◆ Stated exercise ◆
Produce the listing below again, exactly as shown.
-- BEGIN --
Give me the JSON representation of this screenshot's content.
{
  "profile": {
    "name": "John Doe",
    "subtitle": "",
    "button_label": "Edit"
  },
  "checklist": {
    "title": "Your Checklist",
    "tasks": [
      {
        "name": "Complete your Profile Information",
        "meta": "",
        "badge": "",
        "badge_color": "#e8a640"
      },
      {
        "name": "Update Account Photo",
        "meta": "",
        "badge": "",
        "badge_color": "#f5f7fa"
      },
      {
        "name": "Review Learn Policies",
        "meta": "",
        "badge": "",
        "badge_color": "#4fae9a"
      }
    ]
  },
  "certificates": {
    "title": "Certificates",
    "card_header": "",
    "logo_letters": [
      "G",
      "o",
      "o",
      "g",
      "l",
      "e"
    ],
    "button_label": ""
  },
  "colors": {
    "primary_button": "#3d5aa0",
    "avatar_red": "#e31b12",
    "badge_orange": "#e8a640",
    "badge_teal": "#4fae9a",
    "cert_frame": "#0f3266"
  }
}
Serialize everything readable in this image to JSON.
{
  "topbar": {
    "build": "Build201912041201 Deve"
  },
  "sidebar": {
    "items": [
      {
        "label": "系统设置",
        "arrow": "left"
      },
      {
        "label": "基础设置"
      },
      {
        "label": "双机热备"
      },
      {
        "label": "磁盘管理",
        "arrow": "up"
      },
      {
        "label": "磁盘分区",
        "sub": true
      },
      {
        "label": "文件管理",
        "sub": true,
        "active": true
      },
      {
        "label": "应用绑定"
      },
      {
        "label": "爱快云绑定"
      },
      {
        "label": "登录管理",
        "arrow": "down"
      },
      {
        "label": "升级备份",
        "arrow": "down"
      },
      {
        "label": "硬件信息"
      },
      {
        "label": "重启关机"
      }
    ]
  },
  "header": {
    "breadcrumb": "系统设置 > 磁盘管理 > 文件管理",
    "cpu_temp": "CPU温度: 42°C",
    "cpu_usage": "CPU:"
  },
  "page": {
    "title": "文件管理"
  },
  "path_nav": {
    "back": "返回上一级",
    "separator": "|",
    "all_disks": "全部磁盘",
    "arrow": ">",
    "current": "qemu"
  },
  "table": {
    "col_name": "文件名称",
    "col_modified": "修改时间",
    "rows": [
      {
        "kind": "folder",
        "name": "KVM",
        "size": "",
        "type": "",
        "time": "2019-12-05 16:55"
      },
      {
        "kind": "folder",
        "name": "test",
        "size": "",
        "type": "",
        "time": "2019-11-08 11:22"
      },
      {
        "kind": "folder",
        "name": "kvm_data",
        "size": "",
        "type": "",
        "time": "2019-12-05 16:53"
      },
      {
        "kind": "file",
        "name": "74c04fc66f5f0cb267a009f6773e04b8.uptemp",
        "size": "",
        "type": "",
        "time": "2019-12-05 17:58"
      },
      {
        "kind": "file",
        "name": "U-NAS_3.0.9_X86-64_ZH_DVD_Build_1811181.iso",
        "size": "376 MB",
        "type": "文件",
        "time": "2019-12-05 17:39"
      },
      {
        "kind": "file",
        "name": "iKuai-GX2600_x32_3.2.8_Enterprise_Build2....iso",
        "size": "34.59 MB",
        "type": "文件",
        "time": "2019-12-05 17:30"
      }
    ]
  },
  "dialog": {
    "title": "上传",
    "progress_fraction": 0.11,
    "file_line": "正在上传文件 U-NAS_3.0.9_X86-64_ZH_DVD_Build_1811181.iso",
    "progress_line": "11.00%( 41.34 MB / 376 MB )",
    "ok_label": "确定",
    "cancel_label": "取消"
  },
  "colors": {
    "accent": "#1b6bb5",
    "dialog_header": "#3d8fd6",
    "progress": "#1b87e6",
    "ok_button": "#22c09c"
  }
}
-- END --
◆ Solution ◆
Give me the JSON representation of this screenshot's content.
{
  "profile": {
    "name": "John Doe",
    "subtitle": "",
    "button_label": "Edit"
  },
  "checklist": {
    "title": "Your Checklist",
    "tasks": [
      {
        "name": "Complete your Profile Information",
        "meta": "",
        "badge": "",
        "badge_color": "#e8a640"
      },
      {
        "name": "Update Account Photo",
        "meta": "",
        "badge": "",
        "badge_color": "#f5f7fa"
      },
      {
        "name": "Review Learn Policies",
        "meta": "",
        "badge": "",
        "badge_color": "#4fae9a"
      }
    ]
  },
  "certificates": {
    "title": "Certificates",
    "card_header": "",
    "logo_letters": [
      "G",
      "o",
      "o",
      "g",
      "l",
      "e"
    ],
    "button_label": ""
  },
  "colors": {
    "primary_button": "#3d5aa0",
    "avatar_red": "#e31b12",
    "badge_orange": "#e8a640",
    "badge_teal": "#4fae9a",
    "cert_frame": "#0f3266"
  }
}
Serialize everything readable in this image to JSON.
{
  "topbar": {
    "build": "Build201912041201 Deve"
  },
  "sidebar": {
    "items": [
      {
        "label": "系统设置",
        "arrow": "left"
      },
      {
        "label": "基础设置"
      },
      {
        "label": "双机热备"
      },
      {
        "label": "磁盘管理",
        "arrow": "up"
      },
      {
        "label": "磁盘分区",
        "sub": true
      },
      {
        "label": "文件管理",
        "sub": true,
        "active": true
      },
      {
        "label": "应用绑定"
      },
      {
        "label": "爱快云绑定"
      },
      {
        "label": "登录管理",
        "arrow": "down"
      },
      {
        "label": "升级备份",
        "arrow": "down"
      },
      {
        "label": "硬件信息"
      },
      {
        "label": "重启关机"
      }
    ]
  },
  "header": {
    "breadcrumb": "系统设置 > 磁盘管理 > 文件管理",
    "cpu_temp": "CPU温度: 42°C",
    "cpu_usage": "CPU:"
  },
  "page": {
    "title": "文件管理"
  },
  "path_nav": {
    "back": "返回上一级",
    "separator": "|",
    "all_disks": "全部磁盘",
    "arrow": ">",
    "current": "qemu"
  },
  "table": {
    "col_name": "文件名称",
    "col_modified": "修改时间",
    "rows": [
      {
        "kind": "folder",
        "name": "KVM",
        "size": "",
        "type": "",
        "time": "2019-12-05 16:55"
      },
      {
        "kind": "folder",
        "name": "test",
        "size": "",
        "type": "",
        "time": "2019-11-08 11:22"
      },
      {
        "kind": "folder",
        "name": "kvm_data",
        "size": "",
        "type": "",
        "time": "2019-12-05 16:53"
      },
      {
        "kind": "file",
        "name": "74c04fc66f5f0cb267a009f6773e04b8.uptemp",
        "size": "",
        "type": "",
        "time": "2019-12-05 17:58"
      },
      {
        "kind": "file",
        "name": "U-NAS_3.0.9_X86-64_ZH_DVD_Build_1811181.iso",
        "size": "376 MB",
        "type": "文件",
        "time": "2019-12-05 17:39"
      },
      {
        "kind": "file",
        "name": "iKuai-GX2600_x32_3.2.8_Enterprise_Build2....iso",
        "size": "34.59 MB",
        "type": "文件",
        "time": "2019-12-05 17:30"
      }
    ]
  },
  "dialog": {
    "title": "上传",
    "progress_fraction": 0.11,
    "file_line": "正在上传文件 U-NAS_3.0.9_X86-64_ZH_DVD_Build_1811181.iso",
    "progress_line": "11.00%( 41.34 MB / 376 MB )",
    "ok_label": "确定",
    "cancel_label": "取消"
  },
  "colors": {
    "accent": "#1b6bb5",
    "dialog_header": "#3d8fd6",
    "progress": "#1b87e6",
    "ok_button": "#22c09c"
  }
}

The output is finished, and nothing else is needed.